→ **THE REQUEST**:
Output all lines exactly.

------

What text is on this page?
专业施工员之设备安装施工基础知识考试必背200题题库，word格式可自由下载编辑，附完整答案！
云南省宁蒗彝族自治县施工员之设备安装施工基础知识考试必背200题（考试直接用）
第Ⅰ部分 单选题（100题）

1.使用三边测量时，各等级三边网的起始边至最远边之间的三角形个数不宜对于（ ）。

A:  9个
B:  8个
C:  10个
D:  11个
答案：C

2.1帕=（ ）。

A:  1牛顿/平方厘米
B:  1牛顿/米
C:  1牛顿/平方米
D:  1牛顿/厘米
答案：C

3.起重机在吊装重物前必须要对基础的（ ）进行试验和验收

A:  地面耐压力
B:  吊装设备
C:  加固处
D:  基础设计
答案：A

------

→ **CORRECT OUTPUT**:
What text is on this page?
专业施工员之设备安装施工基础知识考试必背200题题库，word格式可自由下载编辑，附完整答案！
云南省宁蒗彝族自治县施工员之设备安装施工基础知识考试必背200题（考试直接用）
第Ⅰ部分 单选题（100题）

1.使用三边测量时，各等级三边网的起始边至最远边之间的三角形个数不宜对于（ ）。

A:  9个
B:  8个
C:  10个
D:  11个
答案：C

2.1帕=（ ）。

A:  1牛顿/平方厘米
B:  1牛顿/米
C:  1牛顿/平方米
D:  1牛顿/厘米
答案：C

3.起重机在吊装重物前必须要对基础的（ ）进行试验和验收

A:  地面耐压力
B:  吊装设备
C:  加固处
D:  基础设计
答案：A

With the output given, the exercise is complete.